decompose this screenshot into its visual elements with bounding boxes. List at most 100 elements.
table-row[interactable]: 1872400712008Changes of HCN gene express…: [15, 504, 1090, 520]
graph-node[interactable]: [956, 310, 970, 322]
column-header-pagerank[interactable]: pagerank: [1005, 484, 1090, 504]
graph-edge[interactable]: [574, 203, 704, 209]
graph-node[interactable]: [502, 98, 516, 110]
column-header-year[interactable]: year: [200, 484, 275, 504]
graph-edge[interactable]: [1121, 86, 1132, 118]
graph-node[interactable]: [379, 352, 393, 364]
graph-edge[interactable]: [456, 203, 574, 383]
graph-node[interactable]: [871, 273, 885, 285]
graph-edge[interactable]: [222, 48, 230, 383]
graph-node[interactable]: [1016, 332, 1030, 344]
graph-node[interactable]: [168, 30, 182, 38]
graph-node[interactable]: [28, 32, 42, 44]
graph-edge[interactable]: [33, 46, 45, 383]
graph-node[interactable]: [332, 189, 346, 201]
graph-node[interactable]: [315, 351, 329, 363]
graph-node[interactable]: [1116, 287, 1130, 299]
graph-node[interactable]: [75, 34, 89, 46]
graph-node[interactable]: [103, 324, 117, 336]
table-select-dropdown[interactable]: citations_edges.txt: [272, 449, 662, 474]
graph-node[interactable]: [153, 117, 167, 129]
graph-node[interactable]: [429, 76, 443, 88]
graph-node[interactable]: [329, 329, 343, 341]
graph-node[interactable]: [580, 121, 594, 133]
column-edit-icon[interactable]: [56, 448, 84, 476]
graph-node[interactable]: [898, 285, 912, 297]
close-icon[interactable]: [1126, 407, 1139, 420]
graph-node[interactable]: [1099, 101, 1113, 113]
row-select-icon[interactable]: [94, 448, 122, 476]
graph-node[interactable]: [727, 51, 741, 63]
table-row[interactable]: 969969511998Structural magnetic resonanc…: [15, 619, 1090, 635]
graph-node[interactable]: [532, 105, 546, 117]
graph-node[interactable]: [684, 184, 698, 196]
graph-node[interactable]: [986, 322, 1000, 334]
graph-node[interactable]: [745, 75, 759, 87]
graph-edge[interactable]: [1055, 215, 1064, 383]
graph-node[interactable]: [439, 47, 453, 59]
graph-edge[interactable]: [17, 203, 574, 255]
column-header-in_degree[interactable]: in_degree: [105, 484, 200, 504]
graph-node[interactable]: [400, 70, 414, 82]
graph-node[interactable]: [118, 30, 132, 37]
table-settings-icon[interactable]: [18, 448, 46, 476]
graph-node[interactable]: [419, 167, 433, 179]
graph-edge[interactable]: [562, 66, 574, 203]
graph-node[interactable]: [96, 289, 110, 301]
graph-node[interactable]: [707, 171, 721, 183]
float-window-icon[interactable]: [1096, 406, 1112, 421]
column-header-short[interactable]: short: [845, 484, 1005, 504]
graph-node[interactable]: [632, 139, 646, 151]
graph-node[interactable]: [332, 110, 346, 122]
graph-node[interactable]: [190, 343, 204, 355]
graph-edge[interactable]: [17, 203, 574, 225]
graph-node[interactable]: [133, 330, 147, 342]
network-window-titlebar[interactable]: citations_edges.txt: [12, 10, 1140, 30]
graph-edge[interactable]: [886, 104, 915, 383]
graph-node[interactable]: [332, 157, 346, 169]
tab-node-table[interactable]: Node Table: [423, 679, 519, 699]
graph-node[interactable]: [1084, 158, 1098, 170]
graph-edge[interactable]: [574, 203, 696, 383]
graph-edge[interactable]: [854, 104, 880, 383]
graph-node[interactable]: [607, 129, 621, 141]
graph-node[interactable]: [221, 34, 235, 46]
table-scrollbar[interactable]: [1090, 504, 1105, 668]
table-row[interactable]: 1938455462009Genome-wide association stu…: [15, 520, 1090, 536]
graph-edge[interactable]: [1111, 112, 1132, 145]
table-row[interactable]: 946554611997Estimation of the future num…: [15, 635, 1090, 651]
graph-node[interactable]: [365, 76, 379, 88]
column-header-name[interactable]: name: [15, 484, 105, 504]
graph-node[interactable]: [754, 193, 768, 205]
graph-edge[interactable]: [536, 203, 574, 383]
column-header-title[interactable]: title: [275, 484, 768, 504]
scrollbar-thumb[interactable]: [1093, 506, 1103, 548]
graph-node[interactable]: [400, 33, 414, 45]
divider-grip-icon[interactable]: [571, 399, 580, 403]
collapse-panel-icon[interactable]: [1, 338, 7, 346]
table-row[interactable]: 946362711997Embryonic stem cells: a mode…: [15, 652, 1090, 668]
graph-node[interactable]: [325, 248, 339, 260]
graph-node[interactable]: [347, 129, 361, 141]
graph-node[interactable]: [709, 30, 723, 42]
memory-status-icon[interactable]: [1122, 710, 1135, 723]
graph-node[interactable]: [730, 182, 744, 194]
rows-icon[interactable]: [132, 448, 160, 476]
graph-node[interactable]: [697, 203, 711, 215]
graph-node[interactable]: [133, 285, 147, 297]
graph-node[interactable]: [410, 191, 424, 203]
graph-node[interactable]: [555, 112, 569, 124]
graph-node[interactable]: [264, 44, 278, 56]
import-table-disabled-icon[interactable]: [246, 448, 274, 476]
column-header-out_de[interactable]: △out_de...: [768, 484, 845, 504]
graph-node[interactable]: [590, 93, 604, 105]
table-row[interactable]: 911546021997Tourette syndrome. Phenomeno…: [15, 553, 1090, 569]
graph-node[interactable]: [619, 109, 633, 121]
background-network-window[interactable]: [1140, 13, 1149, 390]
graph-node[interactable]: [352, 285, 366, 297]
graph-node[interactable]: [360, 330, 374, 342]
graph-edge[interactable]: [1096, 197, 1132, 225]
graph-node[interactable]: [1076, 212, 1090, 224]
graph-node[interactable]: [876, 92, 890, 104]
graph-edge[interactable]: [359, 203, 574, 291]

━━━━━━━━━━━━━━━━

Would you print all of the entries exactly as they stand?

decompose this screenshot into its visual elements with bounding boxes. List at most 100 elements.
table-row[interactable]: 1872400712008Changes of HCN gene express…: [15, 504, 1090, 520]
graph-node[interactable]: [956, 310, 970, 322]
column-header-pagerank[interactable]: pagerank: [1005, 484, 1090, 504]
graph-edge[interactable]: [574, 203, 704, 209]
graph-node[interactable]: [502, 98, 516, 110]
column-header-year[interactable]: year: [200, 484, 275, 504]
graph-edge[interactable]: [1121, 86, 1132, 118]
graph-node[interactable]: [379, 352, 393, 364]
graph-edge[interactable]: [456, 203, 574, 383]
graph-node[interactable]: [871, 273, 885, 285]
graph-edge[interactable]: [222, 48, 230, 383]
graph-node[interactable]: [1016, 332, 1030, 344]
graph-node[interactable]: [168, 30, 182, 38]
graph-node[interactable]: [28, 32, 42, 44]
graph-edge[interactable]: [33, 46, 45, 383]
graph-node[interactable]: [332, 189, 346, 201]
graph-node[interactable]: [315, 351, 329, 363]
graph-node[interactable]: [1116, 287, 1130, 299]
graph-node[interactable]: [75, 34, 89, 46]
graph-node[interactable]: [103, 324, 117, 336]
table-select-dropdown[interactable]: citations_edges.txt: [272, 449, 662, 474]
graph-node[interactable]: [153, 117, 167, 129]
graph-node[interactable]: [429, 76, 443, 88]
graph-node[interactable]: [329, 329, 343, 341]
graph-node[interactable]: [580, 121, 594, 133]
column-edit-icon[interactable]: [56, 448, 84, 476]
graph-node[interactable]: [898, 285, 912, 297]
close-icon[interactable]: [1126, 407, 1139, 420]
graph-node[interactable]: [1099, 101, 1113, 113]
row-select-icon[interactable]: [94, 448, 122, 476]
graph-node[interactable]: [727, 51, 741, 63]
table-row[interactable]: 969969511998Structural magnetic resonanc…: [15, 619, 1090, 635]
graph-node[interactable]: [532, 105, 546, 117]
graph-node[interactable]: [684, 184, 698, 196]
graph-node[interactable]: [986, 322, 1000, 334]
graph-node[interactable]: [745, 75, 759, 87]
graph-edge[interactable]: [1055, 215, 1064, 383]
graph-node[interactable]: [439, 47, 453, 59]
graph-edge[interactable]: [17, 203, 574, 255]
column-header-in_degree[interactable]: in_degree: [105, 484, 200, 504]
graph-node[interactable]: [400, 70, 414, 82]
graph-node[interactable]: [118, 30, 132, 37]
table-settings-icon[interactable]: [18, 448, 46, 476]
graph-node[interactable]: [419, 167, 433, 179]
graph-edge[interactable]: [562, 66, 574, 203]
graph-node[interactable]: [96, 289, 110, 301]
graph-node[interactable]: [707, 171, 721, 183]
float-window-icon[interactable]: [1096, 406, 1112, 421]
column-header-short[interactable]: short: [845, 484, 1005, 504]
graph-node[interactable]: [632, 139, 646, 151]
graph-node[interactable]: [332, 110, 346, 122]
graph-node[interactable]: [190, 343, 204, 355]
graph-edge[interactable]: [17, 203, 574, 225]
graph-node[interactable]: [133, 330, 147, 342]
network-window-titlebar[interactable]: citations_edges.txt: [12, 10, 1140, 30]
graph-edge[interactable]: [886, 104, 915, 383]
graph-node[interactable]: [332, 157, 346, 169]
tab-node-table[interactable]: Node Table: [423, 679, 519, 699]
graph-node[interactable]: [1084, 158, 1098, 170]
graph-edge[interactable]: [574, 203, 696, 383]
graph-edge[interactable]: [854, 104, 880, 383]
graph-node[interactable]: [607, 129, 621, 141]
graph-node[interactable]: [221, 34, 235, 46]
table-scrollbar[interactable]: [1090, 504, 1105, 668]
table-row[interactable]: 1938455462009Genome-wide association stu…: [15, 520, 1090, 536]
graph-edge[interactable]: [1111, 112, 1132, 145]
table-row[interactable]: 946554611997Estimation of the future num…: [15, 635, 1090, 651]
graph-node[interactable]: [365, 76, 379, 88]
column-header-name[interactable]: name: [15, 484, 105, 504]
graph-node[interactable]: [754, 193, 768, 205]
graph-edge[interactable]: [536, 203, 574, 383]
column-header-title[interactable]: title: [275, 484, 768, 504]
scrollbar-thumb[interactable]: [1093, 506, 1103, 548]
graph-node[interactable]: [400, 33, 414, 45]
divider-grip-icon[interactable]: [571, 399, 580, 403]
collapse-panel-icon[interactable]: [1, 338, 7, 346]
table-row[interactable]: 946362711997Embryonic stem cells: a mode…: [15, 652, 1090, 668]
graph-node[interactable]: [325, 248, 339, 260]
graph-node[interactable]: [347, 129, 361, 141]
graph-node[interactable]: [709, 30, 723, 42]
memory-status-icon[interactable]: [1122, 710, 1135, 723]
graph-node[interactable]: [730, 182, 744, 194]
rows-icon[interactable]: [132, 448, 160, 476]
graph-node[interactable]: [697, 203, 711, 215]
graph-node[interactable]: [133, 285, 147, 297]
graph-node[interactable]: [410, 191, 424, 203]
graph-node[interactable]: [555, 112, 569, 124]
graph-node[interactable]: [264, 44, 278, 56]
import-table-disabled-icon[interactable]: [246, 448, 274, 476]
column-header-out_de[interactable]: △out_de...: [768, 484, 845, 504]
graph-node[interactable]: [590, 93, 604, 105]
table-row[interactable]: 911546021997Tourette syndrome. Phenomeno…: [15, 553, 1090, 569]
graph-node[interactable]: [619, 109, 633, 121]
background-network-window[interactable]: [1140, 13, 1149, 390]
graph-node[interactable]: [352, 285, 366, 297]
graph-node[interactable]: [360, 330, 374, 342]
graph-edge[interactable]: [1096, 197, 1132, 225]
graph-node[interactable]: [1076, 212, 1090, 224]
graph-node[interactable]: [876, 92, 890, 104]
graph-edge[interactable]: [359, 203, 574, 291]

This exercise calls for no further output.